• Do this: List every line below that contains the word "Daily".

-=-=-=-=-

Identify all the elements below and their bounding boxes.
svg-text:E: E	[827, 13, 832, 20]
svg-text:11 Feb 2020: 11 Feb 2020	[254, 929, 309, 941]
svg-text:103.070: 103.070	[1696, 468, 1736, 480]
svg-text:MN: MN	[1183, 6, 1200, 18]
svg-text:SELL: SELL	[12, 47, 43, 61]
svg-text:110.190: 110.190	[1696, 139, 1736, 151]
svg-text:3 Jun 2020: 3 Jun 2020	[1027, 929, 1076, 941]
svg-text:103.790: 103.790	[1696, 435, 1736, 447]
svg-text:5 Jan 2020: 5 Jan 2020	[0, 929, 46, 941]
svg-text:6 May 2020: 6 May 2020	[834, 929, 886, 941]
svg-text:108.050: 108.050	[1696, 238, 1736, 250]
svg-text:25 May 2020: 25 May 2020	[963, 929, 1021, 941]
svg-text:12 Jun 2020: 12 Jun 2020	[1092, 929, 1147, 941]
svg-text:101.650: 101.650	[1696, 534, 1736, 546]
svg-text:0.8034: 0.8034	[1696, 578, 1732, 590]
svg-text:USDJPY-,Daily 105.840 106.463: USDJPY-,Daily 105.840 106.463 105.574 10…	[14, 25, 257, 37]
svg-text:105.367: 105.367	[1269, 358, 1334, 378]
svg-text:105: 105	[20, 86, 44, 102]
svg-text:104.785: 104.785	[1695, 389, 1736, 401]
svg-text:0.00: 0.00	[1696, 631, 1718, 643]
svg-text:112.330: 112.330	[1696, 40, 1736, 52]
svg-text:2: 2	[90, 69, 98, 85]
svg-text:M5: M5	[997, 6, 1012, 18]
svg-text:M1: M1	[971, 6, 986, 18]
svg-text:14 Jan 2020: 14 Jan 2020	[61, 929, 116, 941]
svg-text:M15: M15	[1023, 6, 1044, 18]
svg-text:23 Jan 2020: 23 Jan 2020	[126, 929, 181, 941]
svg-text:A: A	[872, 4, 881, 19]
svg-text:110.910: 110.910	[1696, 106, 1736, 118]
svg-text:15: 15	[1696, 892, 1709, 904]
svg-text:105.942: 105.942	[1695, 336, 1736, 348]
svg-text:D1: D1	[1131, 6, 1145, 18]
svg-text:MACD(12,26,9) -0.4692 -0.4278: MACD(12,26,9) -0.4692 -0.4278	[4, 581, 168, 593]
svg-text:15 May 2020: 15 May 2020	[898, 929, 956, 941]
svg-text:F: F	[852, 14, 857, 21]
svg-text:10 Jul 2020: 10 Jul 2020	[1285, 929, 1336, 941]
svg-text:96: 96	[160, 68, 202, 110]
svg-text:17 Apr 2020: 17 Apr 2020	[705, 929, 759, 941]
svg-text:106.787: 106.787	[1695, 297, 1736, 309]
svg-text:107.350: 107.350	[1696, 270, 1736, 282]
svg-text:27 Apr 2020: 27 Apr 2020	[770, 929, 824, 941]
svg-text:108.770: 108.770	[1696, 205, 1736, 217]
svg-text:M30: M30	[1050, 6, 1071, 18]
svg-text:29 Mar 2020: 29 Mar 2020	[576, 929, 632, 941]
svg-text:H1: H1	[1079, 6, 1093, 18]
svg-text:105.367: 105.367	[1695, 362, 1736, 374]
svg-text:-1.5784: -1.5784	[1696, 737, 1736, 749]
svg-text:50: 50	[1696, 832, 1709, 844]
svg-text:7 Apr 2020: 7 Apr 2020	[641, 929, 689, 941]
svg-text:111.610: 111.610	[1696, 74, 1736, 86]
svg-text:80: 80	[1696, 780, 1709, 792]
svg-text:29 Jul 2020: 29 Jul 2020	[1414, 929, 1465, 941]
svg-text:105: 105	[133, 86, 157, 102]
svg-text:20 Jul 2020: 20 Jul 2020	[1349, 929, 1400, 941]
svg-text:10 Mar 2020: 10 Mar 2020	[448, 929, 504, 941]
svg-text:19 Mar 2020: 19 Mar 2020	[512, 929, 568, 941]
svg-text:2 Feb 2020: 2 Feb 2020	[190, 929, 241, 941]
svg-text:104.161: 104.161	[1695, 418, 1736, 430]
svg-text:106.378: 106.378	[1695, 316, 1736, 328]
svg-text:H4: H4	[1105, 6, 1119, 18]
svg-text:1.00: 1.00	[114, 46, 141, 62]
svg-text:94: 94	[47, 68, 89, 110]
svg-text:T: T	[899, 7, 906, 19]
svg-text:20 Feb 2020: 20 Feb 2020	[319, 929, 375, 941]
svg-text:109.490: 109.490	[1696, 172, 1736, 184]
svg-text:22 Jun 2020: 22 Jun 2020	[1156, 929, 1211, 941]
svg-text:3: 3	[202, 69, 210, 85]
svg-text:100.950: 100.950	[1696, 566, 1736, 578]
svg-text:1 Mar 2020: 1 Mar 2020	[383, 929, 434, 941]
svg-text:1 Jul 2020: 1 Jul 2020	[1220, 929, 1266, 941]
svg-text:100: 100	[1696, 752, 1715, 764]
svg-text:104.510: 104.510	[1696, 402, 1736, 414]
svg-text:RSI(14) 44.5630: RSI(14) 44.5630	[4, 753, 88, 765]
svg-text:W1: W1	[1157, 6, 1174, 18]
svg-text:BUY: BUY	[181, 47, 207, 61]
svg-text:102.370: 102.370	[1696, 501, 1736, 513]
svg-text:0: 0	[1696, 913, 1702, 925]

-=-=-=-=-

• Solved exercise:
svg-text:USDJPY-,Daily 105.840 106.463: USDJPY-,Daily 105.840 106.463 105.574 10…	[14, 25, 257, 37]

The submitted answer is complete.